> **Listing**

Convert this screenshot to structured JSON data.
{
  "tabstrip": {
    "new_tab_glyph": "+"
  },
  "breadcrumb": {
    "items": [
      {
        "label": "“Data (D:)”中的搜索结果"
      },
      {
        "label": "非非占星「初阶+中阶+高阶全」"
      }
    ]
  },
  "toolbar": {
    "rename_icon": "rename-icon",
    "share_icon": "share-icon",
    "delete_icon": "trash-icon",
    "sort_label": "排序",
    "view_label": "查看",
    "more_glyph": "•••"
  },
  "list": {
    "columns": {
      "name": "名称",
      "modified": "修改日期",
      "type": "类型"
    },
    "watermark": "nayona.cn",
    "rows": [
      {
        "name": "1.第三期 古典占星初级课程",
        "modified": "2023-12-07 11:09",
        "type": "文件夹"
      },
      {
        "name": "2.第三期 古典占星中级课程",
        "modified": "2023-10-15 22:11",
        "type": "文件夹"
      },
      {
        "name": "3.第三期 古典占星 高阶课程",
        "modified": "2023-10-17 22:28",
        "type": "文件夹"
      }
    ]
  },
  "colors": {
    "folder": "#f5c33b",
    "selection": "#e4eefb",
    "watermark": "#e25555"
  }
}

> **What to do**
Each entry must be reproduced verbatim.

> **Correct answer**
Convert this screenshot to structured JSON data.
{
  "tabstrip": {
    "new_tab_glyph": "+"
  },
  "breadcrumb": {
    "items": [
      {
        "label": "“Data (D:)”中的搜索结果"
      },
      {
        "label": "非非占星「初阶+中阶+高阶全」"
      }
    ]
  },
  "toolbar": {
    "rename_icon": "rename-icon",
    "share_icon": "share-icon",
    "delete_icon": "trash-icon",
    "sort_label": "排序",
    "view_label": "查看",
    "more_glyph": "•••"
  },
  "list": {
    "columns": {
      "name": "名称",
      "modified": "修改日期",
      "type": "类型"
    },
    "watermark": "nayona.cn",
    "rows": [
      {
        "name": "1.第三期 古典占星初级课程",
        "modified": "2023-12-07 11:09",
        "type": "文件夹"
      },
      {
        "name": "2.第三期 古典占星中级课程",
        "modified": "2023-10-15 22:11",
        "type": "文件夹"
      },
      {
        "name": "3.第三期 古典占星 高阶课程",
        "modified": "2023-10-17 22:28",
        "type": "文件夹"
      }
    ]
  },
  "colors": {
    "folder": "#f5c33b",
    "selection": "#e4eefb",
    "watermark": "#e25555"
  }
}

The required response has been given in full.